▶ MATERIAL TO PROCESS
- - - -
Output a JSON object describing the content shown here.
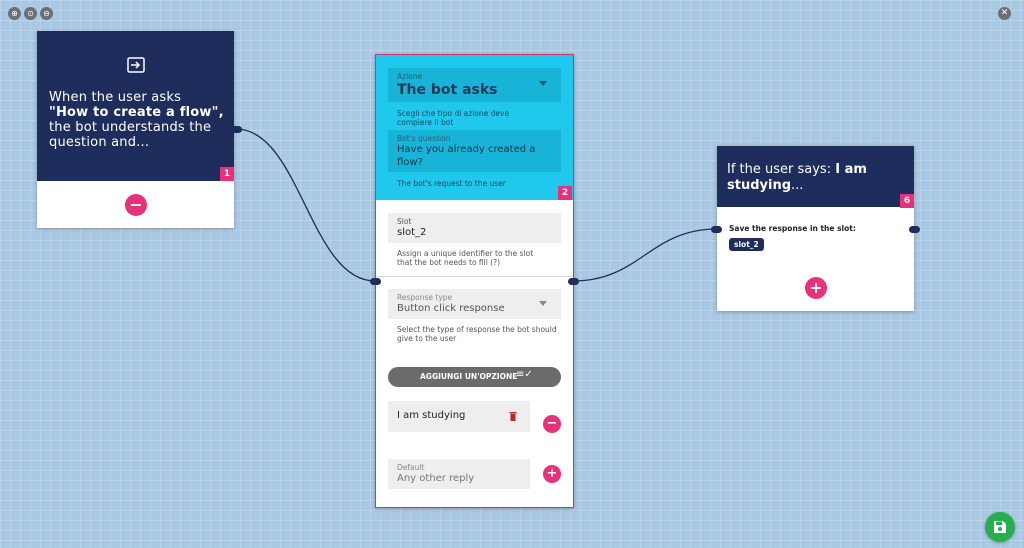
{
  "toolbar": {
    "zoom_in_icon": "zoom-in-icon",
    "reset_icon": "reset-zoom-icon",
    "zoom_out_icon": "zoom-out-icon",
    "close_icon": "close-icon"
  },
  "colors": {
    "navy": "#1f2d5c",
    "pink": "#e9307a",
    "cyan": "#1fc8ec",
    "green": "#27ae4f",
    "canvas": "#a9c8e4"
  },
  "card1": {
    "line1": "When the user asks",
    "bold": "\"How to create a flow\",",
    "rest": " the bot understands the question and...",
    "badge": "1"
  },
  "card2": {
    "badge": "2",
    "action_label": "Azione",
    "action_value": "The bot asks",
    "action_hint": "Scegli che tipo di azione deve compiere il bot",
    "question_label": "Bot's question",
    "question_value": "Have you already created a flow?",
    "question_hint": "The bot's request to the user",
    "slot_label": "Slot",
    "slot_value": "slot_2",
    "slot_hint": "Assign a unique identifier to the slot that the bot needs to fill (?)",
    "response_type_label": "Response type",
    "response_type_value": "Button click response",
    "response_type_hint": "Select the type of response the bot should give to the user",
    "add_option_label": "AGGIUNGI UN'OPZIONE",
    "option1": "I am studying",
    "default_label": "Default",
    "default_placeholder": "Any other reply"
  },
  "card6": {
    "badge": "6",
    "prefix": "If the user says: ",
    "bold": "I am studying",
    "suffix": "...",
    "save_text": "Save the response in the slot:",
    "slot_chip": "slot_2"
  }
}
- - - -
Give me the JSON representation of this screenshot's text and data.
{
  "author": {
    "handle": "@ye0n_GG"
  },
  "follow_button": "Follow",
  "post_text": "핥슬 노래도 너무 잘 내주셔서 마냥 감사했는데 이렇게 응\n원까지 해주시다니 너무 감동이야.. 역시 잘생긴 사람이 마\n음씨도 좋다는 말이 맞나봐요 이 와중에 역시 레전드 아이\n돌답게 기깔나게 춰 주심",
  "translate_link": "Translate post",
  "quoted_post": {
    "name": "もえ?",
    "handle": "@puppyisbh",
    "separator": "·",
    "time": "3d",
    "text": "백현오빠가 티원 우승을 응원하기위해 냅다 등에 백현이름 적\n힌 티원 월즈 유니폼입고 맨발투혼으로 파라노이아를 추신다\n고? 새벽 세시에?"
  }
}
- - - -
▶ STATED PROBLEM
Among the entries above, identify all lines with "zoom" and copy them.

▶ THE REPLY
    "zoom_in_icon": "zoom-in-icon",
    "reset_icon": "reset-zoom-icon",
    "zoom_out_icon": "zoom-out-icon",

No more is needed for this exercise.